**What is required**
Determine how many lines contain the string "Earth", then reply with that figure only.

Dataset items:

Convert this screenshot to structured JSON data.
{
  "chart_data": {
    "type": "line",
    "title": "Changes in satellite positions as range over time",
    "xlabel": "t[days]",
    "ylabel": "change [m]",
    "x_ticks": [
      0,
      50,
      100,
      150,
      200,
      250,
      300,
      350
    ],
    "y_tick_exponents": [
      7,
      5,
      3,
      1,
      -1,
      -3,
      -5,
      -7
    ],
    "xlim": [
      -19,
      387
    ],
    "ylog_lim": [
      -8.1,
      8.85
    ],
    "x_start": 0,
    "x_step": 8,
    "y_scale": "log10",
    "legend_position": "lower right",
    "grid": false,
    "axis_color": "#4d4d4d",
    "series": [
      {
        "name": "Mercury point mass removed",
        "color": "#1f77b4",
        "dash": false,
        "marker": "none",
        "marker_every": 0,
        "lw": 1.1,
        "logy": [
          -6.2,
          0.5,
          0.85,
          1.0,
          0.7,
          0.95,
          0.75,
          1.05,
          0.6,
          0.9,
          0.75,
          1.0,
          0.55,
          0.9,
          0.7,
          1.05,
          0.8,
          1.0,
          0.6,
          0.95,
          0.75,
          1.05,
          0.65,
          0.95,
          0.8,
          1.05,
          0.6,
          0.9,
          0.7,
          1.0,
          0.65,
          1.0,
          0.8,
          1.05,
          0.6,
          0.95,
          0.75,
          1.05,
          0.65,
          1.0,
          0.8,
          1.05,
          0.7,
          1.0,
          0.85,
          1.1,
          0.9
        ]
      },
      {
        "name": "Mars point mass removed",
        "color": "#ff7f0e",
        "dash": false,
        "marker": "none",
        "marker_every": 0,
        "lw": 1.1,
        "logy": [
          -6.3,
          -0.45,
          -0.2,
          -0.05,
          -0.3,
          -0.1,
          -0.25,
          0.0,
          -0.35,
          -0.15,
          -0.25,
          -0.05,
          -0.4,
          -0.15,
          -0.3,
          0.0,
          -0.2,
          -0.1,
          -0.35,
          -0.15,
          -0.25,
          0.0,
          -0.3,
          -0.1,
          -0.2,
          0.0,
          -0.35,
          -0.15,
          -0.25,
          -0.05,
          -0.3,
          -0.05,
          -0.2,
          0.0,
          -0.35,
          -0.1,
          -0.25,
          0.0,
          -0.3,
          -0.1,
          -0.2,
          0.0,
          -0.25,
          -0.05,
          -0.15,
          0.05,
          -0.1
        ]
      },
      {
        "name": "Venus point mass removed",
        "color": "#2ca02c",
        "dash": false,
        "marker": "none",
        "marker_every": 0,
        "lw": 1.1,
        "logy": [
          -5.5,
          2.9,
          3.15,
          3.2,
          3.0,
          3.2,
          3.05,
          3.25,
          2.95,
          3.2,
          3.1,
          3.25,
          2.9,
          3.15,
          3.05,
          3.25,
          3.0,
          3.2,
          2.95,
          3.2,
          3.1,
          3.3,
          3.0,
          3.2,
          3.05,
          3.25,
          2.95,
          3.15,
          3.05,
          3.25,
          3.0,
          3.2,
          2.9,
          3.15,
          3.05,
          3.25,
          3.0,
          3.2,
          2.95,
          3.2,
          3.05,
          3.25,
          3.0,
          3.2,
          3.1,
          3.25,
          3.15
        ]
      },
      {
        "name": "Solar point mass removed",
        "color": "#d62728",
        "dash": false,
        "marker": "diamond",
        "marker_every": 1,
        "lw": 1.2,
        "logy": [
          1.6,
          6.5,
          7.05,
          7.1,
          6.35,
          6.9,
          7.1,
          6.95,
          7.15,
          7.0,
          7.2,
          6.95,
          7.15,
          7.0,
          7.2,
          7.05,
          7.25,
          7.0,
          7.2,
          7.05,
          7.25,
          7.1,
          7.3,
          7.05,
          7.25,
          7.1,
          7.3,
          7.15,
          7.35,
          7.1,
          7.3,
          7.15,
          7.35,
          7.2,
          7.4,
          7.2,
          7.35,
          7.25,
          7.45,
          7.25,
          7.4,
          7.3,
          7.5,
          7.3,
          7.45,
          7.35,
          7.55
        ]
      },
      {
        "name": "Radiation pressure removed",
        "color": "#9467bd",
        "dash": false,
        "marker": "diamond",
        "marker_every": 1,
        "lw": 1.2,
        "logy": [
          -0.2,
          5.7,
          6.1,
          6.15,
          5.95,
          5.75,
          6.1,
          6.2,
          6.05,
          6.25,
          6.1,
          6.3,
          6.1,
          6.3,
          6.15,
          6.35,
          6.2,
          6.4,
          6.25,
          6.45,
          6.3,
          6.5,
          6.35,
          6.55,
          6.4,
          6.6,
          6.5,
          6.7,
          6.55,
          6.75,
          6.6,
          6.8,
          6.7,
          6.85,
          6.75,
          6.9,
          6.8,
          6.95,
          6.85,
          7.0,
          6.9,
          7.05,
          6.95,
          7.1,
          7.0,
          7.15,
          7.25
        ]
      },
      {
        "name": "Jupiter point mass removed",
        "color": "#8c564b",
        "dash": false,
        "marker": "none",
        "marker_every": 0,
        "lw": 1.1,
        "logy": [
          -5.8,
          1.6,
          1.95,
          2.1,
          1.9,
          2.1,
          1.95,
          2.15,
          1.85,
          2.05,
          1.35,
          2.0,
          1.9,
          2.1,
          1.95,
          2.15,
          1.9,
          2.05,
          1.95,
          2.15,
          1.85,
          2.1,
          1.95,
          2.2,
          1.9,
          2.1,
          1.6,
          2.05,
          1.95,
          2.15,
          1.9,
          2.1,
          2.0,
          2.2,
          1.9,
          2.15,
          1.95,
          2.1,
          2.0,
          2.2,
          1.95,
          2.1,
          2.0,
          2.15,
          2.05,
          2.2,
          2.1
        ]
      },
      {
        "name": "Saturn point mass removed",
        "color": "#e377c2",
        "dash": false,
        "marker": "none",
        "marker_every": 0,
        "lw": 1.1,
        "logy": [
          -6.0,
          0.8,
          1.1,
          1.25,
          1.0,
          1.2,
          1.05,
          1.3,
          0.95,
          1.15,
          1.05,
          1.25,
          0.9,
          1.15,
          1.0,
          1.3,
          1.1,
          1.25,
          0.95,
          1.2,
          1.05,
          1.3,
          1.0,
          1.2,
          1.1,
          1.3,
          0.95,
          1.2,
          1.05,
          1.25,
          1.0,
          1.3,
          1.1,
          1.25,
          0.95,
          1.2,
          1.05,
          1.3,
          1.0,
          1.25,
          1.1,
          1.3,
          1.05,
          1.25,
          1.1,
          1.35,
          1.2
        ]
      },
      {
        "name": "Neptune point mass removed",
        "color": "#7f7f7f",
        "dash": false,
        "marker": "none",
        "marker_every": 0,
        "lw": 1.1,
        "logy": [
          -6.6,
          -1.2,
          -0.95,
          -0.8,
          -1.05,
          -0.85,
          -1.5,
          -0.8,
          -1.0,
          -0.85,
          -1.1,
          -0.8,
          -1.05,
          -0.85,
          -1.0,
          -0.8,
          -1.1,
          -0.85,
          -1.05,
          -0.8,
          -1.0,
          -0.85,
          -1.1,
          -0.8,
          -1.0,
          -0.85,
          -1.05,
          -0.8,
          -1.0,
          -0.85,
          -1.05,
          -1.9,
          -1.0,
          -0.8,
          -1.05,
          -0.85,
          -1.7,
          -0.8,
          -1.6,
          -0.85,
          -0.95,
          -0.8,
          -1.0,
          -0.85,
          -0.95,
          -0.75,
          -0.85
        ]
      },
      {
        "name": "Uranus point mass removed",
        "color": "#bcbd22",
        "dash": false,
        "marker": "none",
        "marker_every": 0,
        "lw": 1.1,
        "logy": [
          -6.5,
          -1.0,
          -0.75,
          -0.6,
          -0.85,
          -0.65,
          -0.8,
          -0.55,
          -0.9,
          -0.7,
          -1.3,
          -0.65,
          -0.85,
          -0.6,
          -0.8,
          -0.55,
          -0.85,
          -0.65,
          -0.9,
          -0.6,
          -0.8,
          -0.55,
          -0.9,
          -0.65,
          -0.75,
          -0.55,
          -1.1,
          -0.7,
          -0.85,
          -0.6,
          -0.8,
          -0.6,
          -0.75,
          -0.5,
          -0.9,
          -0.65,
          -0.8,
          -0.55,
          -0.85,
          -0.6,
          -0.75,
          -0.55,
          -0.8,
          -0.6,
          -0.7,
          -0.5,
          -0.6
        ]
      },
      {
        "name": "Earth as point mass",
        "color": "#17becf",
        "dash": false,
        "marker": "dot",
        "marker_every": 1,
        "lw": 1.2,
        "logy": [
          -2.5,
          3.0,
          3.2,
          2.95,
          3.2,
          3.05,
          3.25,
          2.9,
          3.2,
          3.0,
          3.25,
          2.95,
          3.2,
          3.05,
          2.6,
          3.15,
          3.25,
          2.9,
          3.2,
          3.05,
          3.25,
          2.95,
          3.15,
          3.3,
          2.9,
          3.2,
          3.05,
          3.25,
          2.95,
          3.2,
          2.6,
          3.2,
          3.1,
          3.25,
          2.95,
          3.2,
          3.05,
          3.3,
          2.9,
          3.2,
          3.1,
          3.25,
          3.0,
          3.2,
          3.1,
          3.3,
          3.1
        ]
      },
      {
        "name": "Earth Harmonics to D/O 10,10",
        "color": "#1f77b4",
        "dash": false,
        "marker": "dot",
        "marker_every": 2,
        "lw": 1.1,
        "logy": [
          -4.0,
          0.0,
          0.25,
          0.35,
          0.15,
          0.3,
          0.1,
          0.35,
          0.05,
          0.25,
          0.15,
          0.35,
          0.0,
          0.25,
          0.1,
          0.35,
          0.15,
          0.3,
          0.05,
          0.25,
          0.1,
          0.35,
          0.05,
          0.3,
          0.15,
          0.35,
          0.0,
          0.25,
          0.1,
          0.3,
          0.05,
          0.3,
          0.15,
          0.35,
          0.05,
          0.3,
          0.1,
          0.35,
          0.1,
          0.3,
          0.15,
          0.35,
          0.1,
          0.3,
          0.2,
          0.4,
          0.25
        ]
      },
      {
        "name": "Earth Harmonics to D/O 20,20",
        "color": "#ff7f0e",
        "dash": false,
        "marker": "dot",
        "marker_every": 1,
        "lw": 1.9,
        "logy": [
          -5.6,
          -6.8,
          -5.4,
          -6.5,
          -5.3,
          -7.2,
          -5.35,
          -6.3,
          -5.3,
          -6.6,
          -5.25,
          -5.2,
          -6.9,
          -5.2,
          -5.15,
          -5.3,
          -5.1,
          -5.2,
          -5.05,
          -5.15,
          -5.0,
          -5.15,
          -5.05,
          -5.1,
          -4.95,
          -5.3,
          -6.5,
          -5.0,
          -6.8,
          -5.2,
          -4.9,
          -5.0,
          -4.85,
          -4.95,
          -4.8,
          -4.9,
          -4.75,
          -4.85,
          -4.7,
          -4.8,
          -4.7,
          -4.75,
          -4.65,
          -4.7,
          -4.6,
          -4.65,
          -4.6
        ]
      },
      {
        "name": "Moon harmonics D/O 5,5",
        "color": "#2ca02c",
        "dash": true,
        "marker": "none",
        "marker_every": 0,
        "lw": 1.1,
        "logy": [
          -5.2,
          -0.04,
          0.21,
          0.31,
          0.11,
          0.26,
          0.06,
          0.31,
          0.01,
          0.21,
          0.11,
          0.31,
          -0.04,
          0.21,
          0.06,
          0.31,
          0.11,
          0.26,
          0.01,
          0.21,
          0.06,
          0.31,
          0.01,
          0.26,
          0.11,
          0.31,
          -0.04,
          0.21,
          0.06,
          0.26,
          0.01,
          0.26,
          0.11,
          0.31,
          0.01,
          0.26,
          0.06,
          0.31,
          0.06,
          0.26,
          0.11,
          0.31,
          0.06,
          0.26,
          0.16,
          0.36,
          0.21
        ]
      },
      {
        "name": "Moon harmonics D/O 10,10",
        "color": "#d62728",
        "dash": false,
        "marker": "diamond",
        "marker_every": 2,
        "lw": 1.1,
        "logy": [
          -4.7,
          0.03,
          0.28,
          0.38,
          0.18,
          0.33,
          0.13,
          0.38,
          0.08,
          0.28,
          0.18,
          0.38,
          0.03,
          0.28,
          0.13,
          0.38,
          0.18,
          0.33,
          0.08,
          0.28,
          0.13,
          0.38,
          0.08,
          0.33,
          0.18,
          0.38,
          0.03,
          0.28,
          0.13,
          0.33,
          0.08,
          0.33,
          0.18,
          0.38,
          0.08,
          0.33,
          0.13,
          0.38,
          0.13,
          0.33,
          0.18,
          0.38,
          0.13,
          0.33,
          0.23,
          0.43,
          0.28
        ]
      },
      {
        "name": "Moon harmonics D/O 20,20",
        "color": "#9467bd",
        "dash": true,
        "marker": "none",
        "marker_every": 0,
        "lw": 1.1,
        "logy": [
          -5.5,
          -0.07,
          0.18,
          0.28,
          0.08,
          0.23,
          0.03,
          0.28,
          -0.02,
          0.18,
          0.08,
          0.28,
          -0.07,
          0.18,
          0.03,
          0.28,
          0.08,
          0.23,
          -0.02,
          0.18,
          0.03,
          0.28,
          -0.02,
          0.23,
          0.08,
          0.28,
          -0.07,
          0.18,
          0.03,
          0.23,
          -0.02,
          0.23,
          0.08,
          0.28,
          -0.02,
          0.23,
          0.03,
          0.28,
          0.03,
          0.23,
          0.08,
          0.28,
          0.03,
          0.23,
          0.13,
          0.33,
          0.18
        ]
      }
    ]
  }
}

**Output**
3